__Task instructions__:
Your task is to output the data exactly as it stands.

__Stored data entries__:
========================================================================

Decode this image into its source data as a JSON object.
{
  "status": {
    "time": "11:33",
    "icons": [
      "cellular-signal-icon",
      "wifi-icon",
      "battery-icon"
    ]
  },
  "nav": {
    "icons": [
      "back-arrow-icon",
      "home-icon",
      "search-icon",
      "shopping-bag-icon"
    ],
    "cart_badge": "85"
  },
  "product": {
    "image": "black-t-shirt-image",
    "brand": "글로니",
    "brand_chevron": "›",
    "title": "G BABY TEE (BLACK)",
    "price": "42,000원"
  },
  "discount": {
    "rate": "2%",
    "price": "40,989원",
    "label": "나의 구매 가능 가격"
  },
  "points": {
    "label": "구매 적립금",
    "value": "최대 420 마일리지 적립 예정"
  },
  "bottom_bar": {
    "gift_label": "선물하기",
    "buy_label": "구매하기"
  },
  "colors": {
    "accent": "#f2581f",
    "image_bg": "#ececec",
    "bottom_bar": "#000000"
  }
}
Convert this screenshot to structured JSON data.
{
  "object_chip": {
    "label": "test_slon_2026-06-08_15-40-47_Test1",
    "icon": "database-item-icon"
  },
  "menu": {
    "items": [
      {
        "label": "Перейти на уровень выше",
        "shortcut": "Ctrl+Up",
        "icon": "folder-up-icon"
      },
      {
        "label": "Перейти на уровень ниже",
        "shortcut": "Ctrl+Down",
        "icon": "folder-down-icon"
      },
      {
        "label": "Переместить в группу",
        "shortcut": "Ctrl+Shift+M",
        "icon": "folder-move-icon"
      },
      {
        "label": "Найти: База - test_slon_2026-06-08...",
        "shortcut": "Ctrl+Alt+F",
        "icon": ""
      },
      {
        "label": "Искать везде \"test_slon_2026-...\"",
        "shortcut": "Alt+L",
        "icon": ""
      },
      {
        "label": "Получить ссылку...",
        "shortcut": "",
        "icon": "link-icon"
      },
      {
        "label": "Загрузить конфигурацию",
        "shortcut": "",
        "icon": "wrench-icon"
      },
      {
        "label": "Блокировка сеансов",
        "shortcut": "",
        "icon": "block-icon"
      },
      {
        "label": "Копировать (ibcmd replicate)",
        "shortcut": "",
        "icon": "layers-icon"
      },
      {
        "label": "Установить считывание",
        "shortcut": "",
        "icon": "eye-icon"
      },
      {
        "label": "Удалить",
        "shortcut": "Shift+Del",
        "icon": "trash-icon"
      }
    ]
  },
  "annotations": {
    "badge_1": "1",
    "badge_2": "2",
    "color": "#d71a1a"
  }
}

========================================================================

__Completed exercise__:
Decode this image into its source data as a JSON object.
{
  "status": {
    "time": "11:33",
    "icons": [
      "cellular-signal-icon",
      "wifi-icon",
      "battery-icon"
    ]
  },
  "nav": {
    "icons": [
      "back-arrow-icon",
      "home-icon",
      "search-icon",
      "shopping-bag-icon"
    ],
    "cart_badge": "85"
  },
  "product": {
    "image": "black-t-shirt-image",
    "brand": "글로니",
    "brand_chevron": "›",
    "title": "G BABY TEE (BLACK)",
    "price": "42,000원"
  },
  "discount": {
    "rate": "2%",
    "price": "40,989원",
    "label": "나의 구매 가능 가격"
  },
  "points": {
    "label": "구매 적립금",
    "value": "최대 420 마일리지 적립 예정"
  },
  "bottom_bar": {
    "gift_label": "선물하기",
    "buy_label": "구매하기"
  },
  "colors": {
    "accent": "#f2581f",
    "image_bg": "#ececec",
    "bottom_bar": "#000000"
  }
}
Convert this screenshot to structured JSON data.
{
  "object_chip": {
    "label": "test_slon_2026-06-08_15-40-47_Test1",
    "icon": "database-item-icon"
  },
  "menu": {
    "items": [
      {
        "label": "Перейти на уровень выше",
        "shortcut": "Ctrl+Up",
        "icon": "folder-up-icon"
      },
      {
        "label": "Перейти на уровень ниже",
        "shortcut": "Ctrl+Down",
        "icon": "folder-down-icon"
      },
      {
        "label": "Переместить в группу",
        "shortcut": "Ctrl+Shift+M",
        "icon": "folder-move-icon"
      },
      {
        "label": "Найти: База - test_slon_2026-06-08...",
        "shortcut": "Ctrl+Alt+F",
        "icon": ""
      },
      {
        "label": "Искать везде \"test_slon_2026-...\"",
        "shortcut": "Alt+L",
        "icon": ""
      },
      {
        "label": "Получить ссылку...",
        "shortcut": "",
        "icon": "link-icon"
      },
      {
        "label": "Загрузить конфигурацию",
        "shortcut": "",
        "icon": "wrench-icon"
      },
      {
        "label": "Блокировка сеансов",
        "shortcut": "",
        "icon": "block-icon"
      },
      {
        "label": "Копировать (ibcmd replicate)",
        "shortcut": "",
        "icon": "layers-icon"
      },
      {
        "label": "Установить считывание",
        "shortcut": "",
        "icon": "eye-icon"
      },
      {
        "label": "Удалить",
        "shortcut": "Shift+Del",
        "icon": "trash-icon"
      }
    ]
  },
  "annotations": {
    "badge_1": "1",
    "badge_2": "2",
    "color": "#d71a1a"
  }
}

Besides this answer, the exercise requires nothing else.